## AVAILABLE RECORDS
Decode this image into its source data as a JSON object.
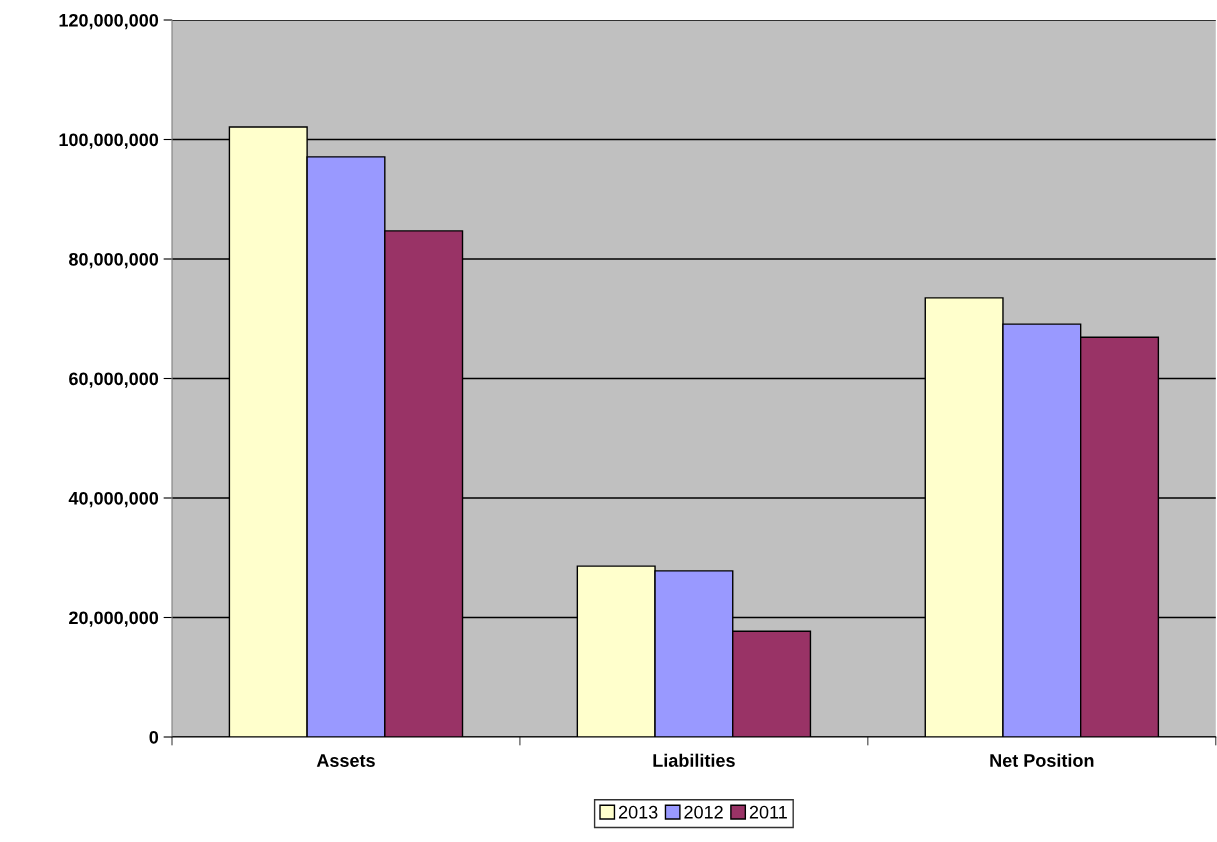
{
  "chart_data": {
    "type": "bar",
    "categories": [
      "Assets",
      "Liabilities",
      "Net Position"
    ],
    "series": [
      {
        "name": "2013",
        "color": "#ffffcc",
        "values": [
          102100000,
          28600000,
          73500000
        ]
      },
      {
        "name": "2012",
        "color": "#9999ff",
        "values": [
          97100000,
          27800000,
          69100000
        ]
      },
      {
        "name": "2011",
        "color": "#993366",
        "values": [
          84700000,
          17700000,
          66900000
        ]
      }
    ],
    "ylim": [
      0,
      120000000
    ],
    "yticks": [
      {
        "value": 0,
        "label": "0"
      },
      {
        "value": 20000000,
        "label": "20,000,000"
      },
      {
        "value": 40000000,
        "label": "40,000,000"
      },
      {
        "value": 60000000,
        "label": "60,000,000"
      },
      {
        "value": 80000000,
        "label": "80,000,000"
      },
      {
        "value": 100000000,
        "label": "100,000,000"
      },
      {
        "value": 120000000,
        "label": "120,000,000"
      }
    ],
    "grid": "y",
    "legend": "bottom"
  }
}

--

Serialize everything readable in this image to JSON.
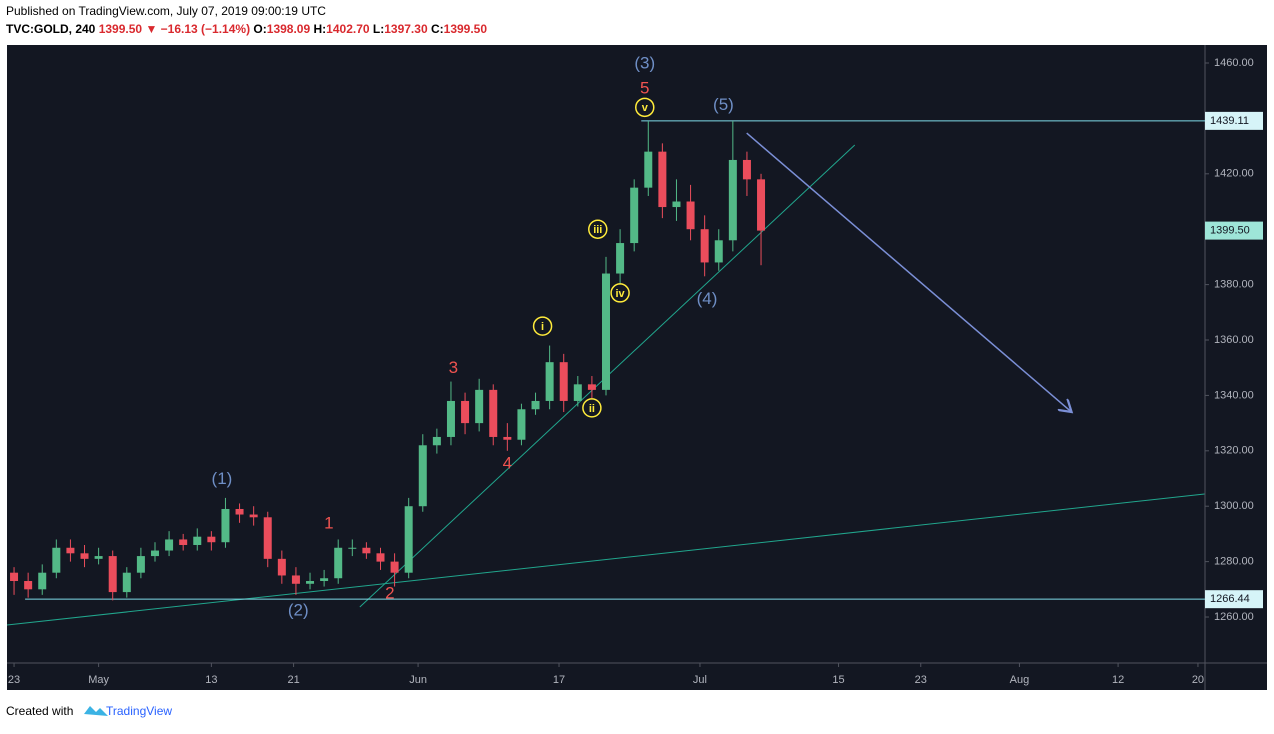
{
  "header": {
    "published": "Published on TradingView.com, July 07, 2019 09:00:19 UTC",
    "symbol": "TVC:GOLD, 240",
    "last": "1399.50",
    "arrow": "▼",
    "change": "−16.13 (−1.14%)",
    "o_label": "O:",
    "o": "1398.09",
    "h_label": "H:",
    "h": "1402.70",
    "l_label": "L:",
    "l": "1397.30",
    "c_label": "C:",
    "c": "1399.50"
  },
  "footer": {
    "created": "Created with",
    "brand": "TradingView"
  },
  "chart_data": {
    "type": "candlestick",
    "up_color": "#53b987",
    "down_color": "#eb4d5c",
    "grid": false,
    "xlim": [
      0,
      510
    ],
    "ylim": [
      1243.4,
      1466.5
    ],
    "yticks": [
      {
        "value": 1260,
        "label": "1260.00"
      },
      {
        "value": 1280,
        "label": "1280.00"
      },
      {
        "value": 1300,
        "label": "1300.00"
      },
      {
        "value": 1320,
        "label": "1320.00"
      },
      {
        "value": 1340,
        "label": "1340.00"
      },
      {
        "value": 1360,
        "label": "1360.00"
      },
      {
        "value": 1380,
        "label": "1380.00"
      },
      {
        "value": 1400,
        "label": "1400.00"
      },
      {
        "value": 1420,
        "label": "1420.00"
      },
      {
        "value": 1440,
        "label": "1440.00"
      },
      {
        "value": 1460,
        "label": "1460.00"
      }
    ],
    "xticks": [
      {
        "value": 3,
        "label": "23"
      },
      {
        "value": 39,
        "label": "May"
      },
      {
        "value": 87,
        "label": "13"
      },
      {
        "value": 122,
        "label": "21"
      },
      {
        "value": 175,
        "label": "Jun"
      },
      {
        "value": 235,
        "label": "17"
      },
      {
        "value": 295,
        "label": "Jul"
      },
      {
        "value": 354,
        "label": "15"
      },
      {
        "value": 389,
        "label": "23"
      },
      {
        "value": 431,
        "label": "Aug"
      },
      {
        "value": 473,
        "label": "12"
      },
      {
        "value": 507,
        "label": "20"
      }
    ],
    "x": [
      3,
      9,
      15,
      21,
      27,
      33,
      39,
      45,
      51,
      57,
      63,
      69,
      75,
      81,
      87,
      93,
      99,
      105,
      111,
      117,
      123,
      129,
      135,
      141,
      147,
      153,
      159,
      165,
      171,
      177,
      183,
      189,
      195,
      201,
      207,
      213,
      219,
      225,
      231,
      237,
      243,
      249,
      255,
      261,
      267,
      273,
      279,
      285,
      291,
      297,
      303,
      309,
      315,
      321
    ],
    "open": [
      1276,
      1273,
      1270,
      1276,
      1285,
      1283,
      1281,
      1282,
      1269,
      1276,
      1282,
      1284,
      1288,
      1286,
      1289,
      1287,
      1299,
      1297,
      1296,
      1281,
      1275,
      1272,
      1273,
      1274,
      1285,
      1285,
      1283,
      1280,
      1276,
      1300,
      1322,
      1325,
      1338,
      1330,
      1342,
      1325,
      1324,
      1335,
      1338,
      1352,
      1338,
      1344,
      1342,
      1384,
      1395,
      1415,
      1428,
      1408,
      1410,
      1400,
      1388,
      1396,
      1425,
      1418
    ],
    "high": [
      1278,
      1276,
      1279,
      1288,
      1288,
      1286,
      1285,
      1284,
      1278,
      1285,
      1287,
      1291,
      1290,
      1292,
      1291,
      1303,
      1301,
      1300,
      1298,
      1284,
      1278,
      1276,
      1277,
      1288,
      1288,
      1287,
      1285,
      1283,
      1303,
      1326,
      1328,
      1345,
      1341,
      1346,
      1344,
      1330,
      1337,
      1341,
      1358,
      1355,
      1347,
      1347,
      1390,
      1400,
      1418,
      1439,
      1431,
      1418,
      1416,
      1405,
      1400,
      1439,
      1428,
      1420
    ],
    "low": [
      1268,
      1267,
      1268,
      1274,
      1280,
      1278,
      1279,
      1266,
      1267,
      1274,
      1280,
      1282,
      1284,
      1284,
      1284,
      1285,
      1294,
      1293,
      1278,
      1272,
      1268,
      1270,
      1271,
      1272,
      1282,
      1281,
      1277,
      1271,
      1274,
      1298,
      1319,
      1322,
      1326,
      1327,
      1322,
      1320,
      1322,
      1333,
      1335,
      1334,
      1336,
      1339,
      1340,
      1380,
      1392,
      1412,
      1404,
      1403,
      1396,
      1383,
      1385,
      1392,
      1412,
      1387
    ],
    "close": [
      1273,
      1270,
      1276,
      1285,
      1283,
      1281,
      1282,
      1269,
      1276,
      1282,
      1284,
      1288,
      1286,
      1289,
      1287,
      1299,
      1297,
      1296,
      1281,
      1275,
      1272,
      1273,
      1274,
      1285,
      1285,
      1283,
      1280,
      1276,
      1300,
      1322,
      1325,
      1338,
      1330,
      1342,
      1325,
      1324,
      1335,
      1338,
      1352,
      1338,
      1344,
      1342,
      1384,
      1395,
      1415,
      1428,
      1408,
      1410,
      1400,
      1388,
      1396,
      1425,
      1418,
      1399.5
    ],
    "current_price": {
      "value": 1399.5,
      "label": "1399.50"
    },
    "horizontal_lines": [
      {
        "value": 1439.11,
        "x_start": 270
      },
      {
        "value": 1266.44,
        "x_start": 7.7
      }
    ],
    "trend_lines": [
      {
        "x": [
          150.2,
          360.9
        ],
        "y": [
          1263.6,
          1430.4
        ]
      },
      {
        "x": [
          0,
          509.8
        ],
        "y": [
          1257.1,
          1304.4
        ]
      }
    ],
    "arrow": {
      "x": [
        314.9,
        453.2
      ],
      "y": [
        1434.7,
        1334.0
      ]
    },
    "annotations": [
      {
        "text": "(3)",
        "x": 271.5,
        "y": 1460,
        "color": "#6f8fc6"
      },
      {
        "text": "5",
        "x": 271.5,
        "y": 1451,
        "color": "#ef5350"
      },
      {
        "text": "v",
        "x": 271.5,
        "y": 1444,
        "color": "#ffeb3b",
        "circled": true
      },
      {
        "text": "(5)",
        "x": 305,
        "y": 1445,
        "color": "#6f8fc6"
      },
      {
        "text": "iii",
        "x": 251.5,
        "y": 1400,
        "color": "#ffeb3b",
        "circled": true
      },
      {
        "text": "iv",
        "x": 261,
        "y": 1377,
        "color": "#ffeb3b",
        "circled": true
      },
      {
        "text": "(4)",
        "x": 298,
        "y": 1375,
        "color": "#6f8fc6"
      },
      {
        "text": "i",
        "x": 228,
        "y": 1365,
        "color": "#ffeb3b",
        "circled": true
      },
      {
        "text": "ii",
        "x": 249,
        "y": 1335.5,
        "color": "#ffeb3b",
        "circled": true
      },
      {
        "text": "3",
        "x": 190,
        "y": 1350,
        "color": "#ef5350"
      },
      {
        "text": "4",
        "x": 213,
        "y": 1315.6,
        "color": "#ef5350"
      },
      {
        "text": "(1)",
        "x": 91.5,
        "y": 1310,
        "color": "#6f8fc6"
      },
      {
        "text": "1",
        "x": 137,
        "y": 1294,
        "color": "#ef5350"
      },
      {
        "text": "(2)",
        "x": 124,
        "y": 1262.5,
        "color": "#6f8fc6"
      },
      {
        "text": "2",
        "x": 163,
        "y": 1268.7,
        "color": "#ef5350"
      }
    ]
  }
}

## SET TASK
Provide the number of lines in these entries that hold the word "this", without any accompanying text.

## FULL RESPONSE
2